● **Records that describe figures**:
↓↓↓

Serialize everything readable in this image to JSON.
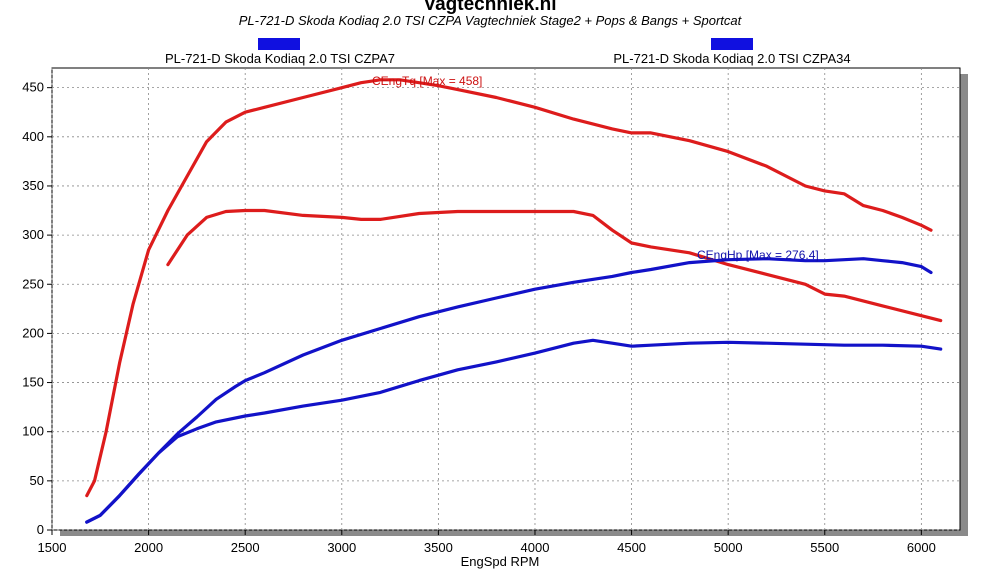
{
  "chart_data": {
    "type": "line",
    "title": "Vagtechniek.nl",
    "subtitle": "PL-721-D Skoda Kodiaq 2.0 TSI CZPA Vagtechniek Stage2 + Pops & Bangs + Sportcat",
    "xlabel": "EngSpd RPM",
    "ylabel": "",
    "xlim": [
      1500,
      6200
    ],
    "ylim": [
      0,
      470
    ],
    "xticks": [
      "1500",
      "2000",
      "2500",
      "3000",
      "3500",
      "4000",
      "4500",
      "5000",
      "5500",
      "6000"
    ],
    "yticks": [
      "0",
      "50",
      "100",
      "150",
      "200",
      "250",
      "300",
      "350",
      "400",
      "450"
    ],
    "grid": true,
    "legend_position": "top",
    "legend": [
      {
        "label": "PL-721-D Skoda Kodiaq 2.0 TSI CZPA7",
        "color": "#1010e0"
      },
      {
        "label": "PL-721-D Skoda Kodiaq 2.0 TSI CZPA34",
        "color": "#1010e0"
      }
    ],
    "annotations": [
      {
        "text": "CEngTq [Max = 458]",
        "x": 3200,
        "y": 458,
        "color": "#cc1111"
      },
      {
        "text": "CEngHp [Max = 276.4]",
        "x": 4980,
        "y": 276,
        "color": "#1111aa"
      }
    ],
    "series": [
      {
        "color": "#dd1c1c",
        "x": [
          1680,
          1720,
          1780,
          1850,
          1920,
          2000,
          2100,
          2200,
          2300,
          2400,
          2500,
          2600,
          2800,
          3000,
          3100,
          3200,
          3300,
          3400,
          3500,
          3600,
          3800,
          4000,
          4200,
          4400,
          4500,
          4600,
          4800,
          5000,
          5200,
          5400,
          5500,
          5600,
          5700,
          5800,
          5900,
          6000,
          6050
        ],
        "y": [
          35,
          50,
          100,
          170,
          230,
          285,
          325,
          360,
          395,
          415,
          425,
          430,
          440,
          450,
          455,
          458,
          458,
          455,
          452,
          448,
          440,
          430,
          418,
          408,
          404,
          404,
          396,
          385,
          370,
          350,
          345,
          342,
          330,
          325,
          318,
          310,
          305
        ]
      },
      {
        "color": "#dd1c1c",
        "x": [
          2100,
          2200,
          2300,
          2400,
          2500,
          2600,
          2800,
          3000,
          3100,
          3200,
          3400,
          3600,
          3800,
          4000,
          4200,
          4300,
          4400,
          4500,
          4600,
          4800,
          5000,
          5200,
          5400,
          5500,
          5600,
          5800,
          6000,
          6100
        ],
        "y": [
          270,
          300,
          318,
          324,
          325,
          325,
          320,
          318,
          316,
          316,
          322,
          324,
          324,
          324,
          324,
          320,
          305,
          292,
          288,
          282,
          270,
          260,
          250,
          240,
          238,
          228,
          218,
          213
        ]
      },
      {
        "color": "#1212c8",
        "x": [
          1680,
          1750,
          1850,
          1950,
          2050,
          2150,
          2250,
          2350,
          2450,
          2500,
          2600,
          2800,
          3000,
          3200,
          3400,
          3600,
          3800,
          4000,
          4200,
          4400,
          4500,
          4600,
          4800,
          5000,
          5200,
          5400,
          5500,
          5600,
          5700,
          5800,
          5900,
          6000,
          6050
        ],
        "y": [
          8,
          15,
          35,
          57,
          78,
          98,
          115,
          133,
          146,
          152,
          160,
          178,
          193,
          205,
          217,
          227,
          236,
          245,
          252,
          258,
          262,
          265,
          272,
          275,
          276,
          274,
          274,
          275,
          276,
          274,
          272,
          268,
          262
        ]
      },
      {
        "color": "#1212c8",
        "x": [
          1680,
          1750,
          1850,
          1950,
          2050,
          2150,
          2250,
          2350,
          2500,
          2600,
          2800,
          3000,
          3200,
          3400,
          3600,
          3800,
          4000,
          4200,
          4300,
          4400,
          4500,
          4600,
          4800,
          5000,
          5200,
          5400,
          5600,
          5800,
          6000,
          6100
        ],
        "y": [
          8,
          15,
          35,
          57,
          78,
          95,
          103,
          110,
          116,
          119,
          126,
          132,
          140,
          152,
          163,
          171,
          180,
          190,
          193,
          190,
          187,
          188,
          190,
          191,
          190,
          189,
          188,
          188,
          187,
          184
        ]
      }
    ]
  }
}
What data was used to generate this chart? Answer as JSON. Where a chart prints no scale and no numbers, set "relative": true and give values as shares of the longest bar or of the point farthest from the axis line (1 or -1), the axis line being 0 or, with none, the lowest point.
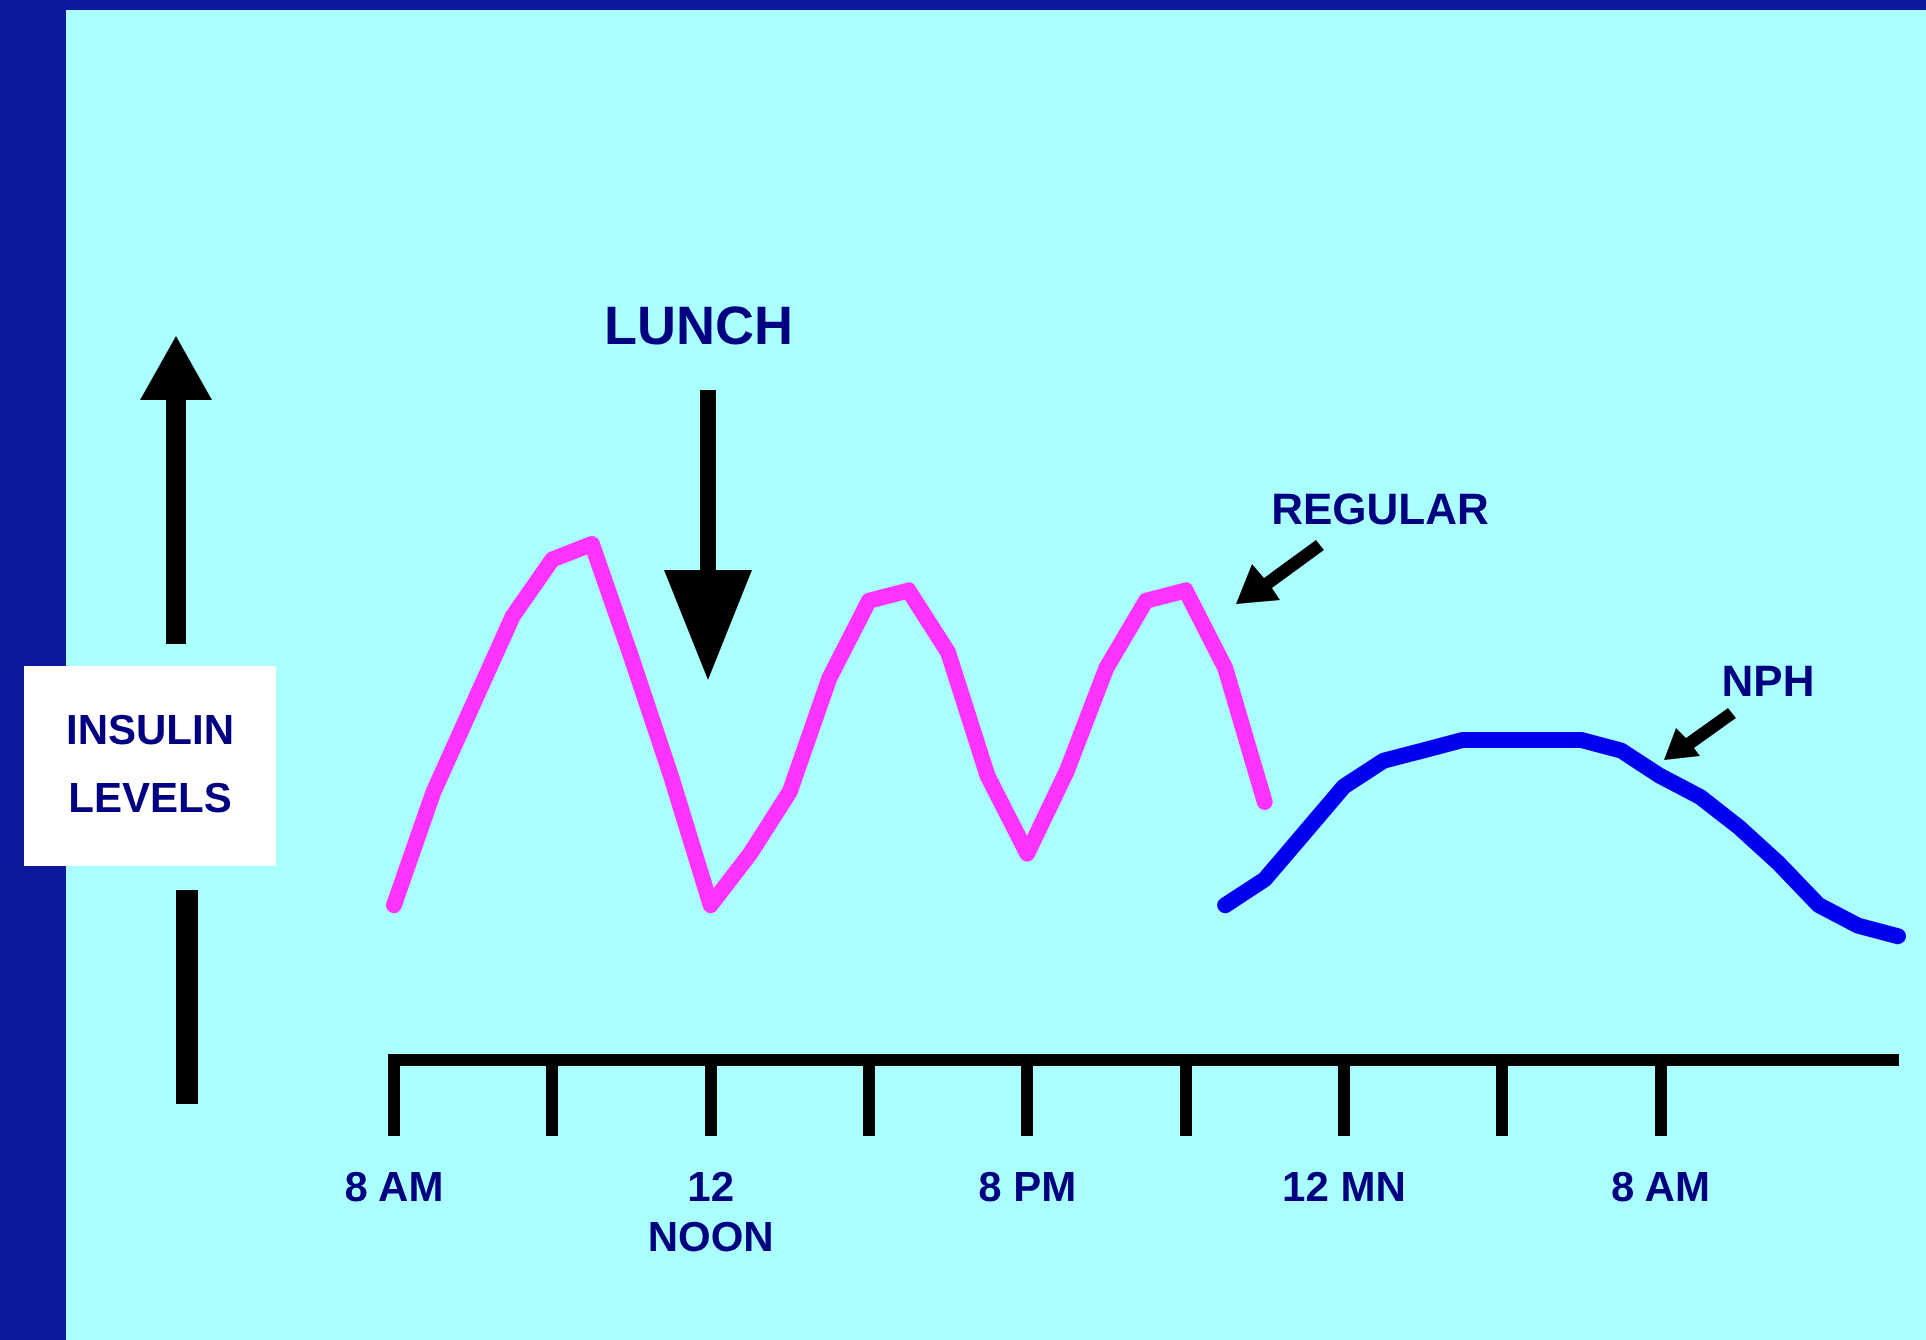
{
  "chart_data": {
    "type": "line",
    "relative": true,
    "ylabel": "INSULIN LEVELS",
    "annotations": [
      "LUNCH"
    ],
    "categories": [
      "8 AM",
      null,
      null,
      null,
      null,
      null,
      null,
      null,
      "12\nNOON",
      null,
      null,
      null,
      null,
      null,
      null,
      null,
      "8 PM",
      null,
      null,
      null,
      null,
      null,
      null,
      null,
      "12 MN",
      null,
      null,
      null,
      null,
      null,
      null,
      null,
      "8 AM",
      null,
      null,
      null,
      null,
      null,
      null
    ],
    "series": [
      {
        "name": "REGULAR",
        "color": "#ff33ff",
        "values": [
          0.3,
          0.52,
          0.69,
          0.86,
          0.97,
          1,
          0.78,
          0.55,
          0.3,
          0.4,
          0.52,
          0.74,
          0.89,
          0.91,
          0.79,
          0.55,
          0.4,
          0.56,
          0.76,
          0.89,
          0.91,
          0.76,
          0.5,
          null,
          null,
          null,
          null,
          null,
          null,
          null,
          null,
          null,
          null,
          null,
          null,
          null,
          null,
          null,
          null
        ]
      },
      {
        "name": "NPH",
        "color": "#0000ee",
        "values": [
          null,
          null,
          null,
          null,
          null,
          null,
          null,
          null,
          null,
          null,
          null,
          null,
          null,
          null,
          null,
          null,
          null,
          null,
          null,
          null,
          null,
          0.3,
          0.35,
          0.44,
          0.53,
          0.58,
          0.6,
          0.62,
          0.62,
          0.62,
          0.62,
          0.6,
          0.55,
          0.51,
          0.45,
          0.38,
          0.3,
          0.26,
          0.24
        ]
      }
    ]
  }
}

↑↑↑

● **EXERCISE DESCRIPTION**:
Pictures are to be left out; all else in the entries above is to be quoted exactly.

● **COMPLETE OUTPUT**:
Serialize everything readable in this image to JSON.
{
  "chart_data": {
    "type": "line",
    "title": "Vagtechniek.nl",
    "subtitle": "PL-721-D Skoda Kodiaq 2.0 TSI CZPA Vagtechniek Stage2 + Pops & Bangs + Sportcat",
    "xlabel": "EngSpd RPM",
    "ylabel": "",
    "xlim": [
      1500,
      6200
    ],
    "ylim": [
      0,
      470
    ],
    "xticks": [
      "1500",
      "2000",
      "2500",
      "3000",
      "3500",
      "4000",
      "4500",
      "5000",
      "5500",
      "6000"
    ],
    "yticks": [
      "0",
      "50",
      "100",
      "150",
      "200",
      "250",
      "300",
      "350",
      "400",
      "450"
    ],
    "grid": true,
    "legend_position": "top",
    "legend": [
      {
        "label": "PL-721-D Skoda Kodiaq 2.0 TSI CZPA7",
        "color": "#1010e0"
      },
      {
        "label": "PL-721-D Skoda Kodiaq 2.0 TSI CZPA34",
        "color": "#1010e0"
      }
    ],
    "annotations": [
      {
        "text": "CEngTq [Max = 458]",
        "x": 3200,
        "y": 458,
        "color": "#cc1111"
      },
      {
        "text": "CEngHp [Max = 276.4]",
        "x": 4980,
        "y": 276,
        "color": "#1111aa"
      }
    ],
    "series": [
      {
        "color": "#dd1c1c",
        "x": [
          1680,
          1720,
          1780,
          1850,
          1920,
          2000,
          2100,
          2200,
          2300,
          2400,
          2500,
          2600,
          2800,
          3000,
          3100,
          3200,
          3300,
          3400,
          3500,
          3600,
          3800,
          4000,
          4200,
          4400,
          4500,
          4600,
          4800,
          5000,
          5200,
          5400,
          5500,
          5600,
          5700,
          5800,
          5900,
          6000,
          6050
        ],
        "y": [
          35,
          50,
          100,
          170,
          230,
          285,
          325,
          360,
          395,
          415,
          425,
          430,
          440,
          450,
          455,
          458,
          458,
          455,
          452,
          448,
          440,
          430,
          418,
          408,
          404,
          404,
          396,
          385,
          370,
          350,
          345,
          342,
          330,
          325,
          318,
          310,
          305
        ]
      },
      {
        "color": "#dd1c1c",
        "x": [
          2100,
          2200,
          2300,
          2400,
          2500,
          2600,
          2800,
          3000,
          3100,
          3200,
          3400,
          3600,
          3800,
          4000,
          4200,
          4300,
          4400,
          4500,
          4600,
          4800,
          5000,
          5200,
          5400,
          5500,
          5600,
          5800,
          6000,
          6100
        ],
        "y": [
          270,
          300,
          318,
          324,
          325,
          325,
          320,
          318,
          316,
          316,
          322,
          324,
          324,
          324,
          324,
          320,
          305,
          292,
          288,
          282,
          270,
          260,
          250,
          240,
          238,
          228,
          218,
          213
        ]
      },
      {
        "color": "#1212c8",
        "x": [
          1680,
          1750,
          1850,
          1950,
          2050,
          2150,
          2250,
          2350,
          2450,
          2500,
          2600,
          2800,
          3000,
          3200,
          3400,
          3600,
          3800,
          4000,
          4200,
          4400,
          4500,
          4600,
          4800,
          5000,
          5200,
          5400,
          5500,
          5600,
          5700,
          5800,
          5900,
          6000,
          6050
        ],
        "y": [
          8,
          15,
          35,
          57,
          78,
          98,
          115,
          133,
          146,
          152,
          160,
          178,
          193,
          205,
          217,
          227,
          236,
          245,
          252,
          258,
          262,
          265,
          272,
          275,
          276,
          274,
          274,
          275,
          276,
          274,
          272,
          268,
          262
        ]
      },
      {
        "color": "#1212c8",
        "x": [
          1680,
          1750,
          1850,
          1950,
          2050,
          2150,
          2250,
          2350,
          2500,
          2600,
          2800,
          3000,
          3200,
          3400,
          3600,
          3800,
          4000,
          4200,
          4300,
          4400,
          4500,
          4600,
          4800,
          5000,
          5200,
          5400,
          5600,
          5800,
          6000,
          6100
        ],
        "y": [
          8,
          15,
          35,
          57,
          78,
          95,
          103,
          110,
          116,
          119,
          126,
          132,
          140,
          152,
          163,
          171,
          180,
          190,
          193,
          190,
          187,
          188,
          190,
          191,
          190,
          189,
          188,
          188,
          187,
          184
        ]
      }
    ]
  }
}
What data was used to generate this chart? Answer as JSON. Where a chart prints no scale and no numbers, set "relative": true and give values as shares of the longest bar or of the point farthest from the axis line (1 or -1), the axis line being 0 or, with none, the lowest point.
{
  "chart_data": {
    "type": "line",
    "relative": true,
    "ylabel": "INSULIN LEVELS",
    "annotations": [
      "LUNCH"
    ],
    "categories": [
      "8 AM",
      null,
      null,
      null,
      null,
      null,
      null,
      null,
      "12\nNOON",
      null,
      null,
      null,
      null,
      null,
      null,
      null,
      "8 PM",
      null,
      null,
      null,
      null,
      null,
      null,
      null,
      "12 MN",
      null,
      null,
      null,
      null,
      null,
      null,
      null,
      "8 AM",
      null,
      null,
      null,
      null,
      null,
      null
    ],
    "series": [
      {
        "name": "REGULAR",
        "color": "#ff33ff",
        "values": [
          0.3,
          0.52,
          0.69,
          0.86,
          0.97,
          1,
          0.78,
          0.55,
          0.3,
          0.4,
          0.52,
          0.74,
          0.89,
          0.91,
          0.79,
          0.55,
          0.4,
          0.56,
          0.76,
          0.89,
          0.91,
          0.76,
          0.5,
          null,
          null,
          null,
          null,
          null,
          null,
          null,
          null,
          null,
          null,
          null,
          null,
          null,
          null,
          null,
          null
        ]
      },
      {
        "name": "NPH",
        "color": "#0000ee",
        "values": [
          null,
          null,
          null,
          null,
          null,
          null,
          null,
          null,
          null,
          null,
          null,
          null,
          null,
          null,
          null,
          null,
          null,
          null,
          null,
          null,
          null,
          0.3,
          0.35,
          0.44,
          0.53,
          0.58,
          0.6,
          0.62,
          0.62,
          0.62,
          0.62,
          0.6,
          0.55,
          0.51,
          0.45,
          0.38,
          0.3,
          0.26,
          0.24
        ]
      }
    ]
  }
}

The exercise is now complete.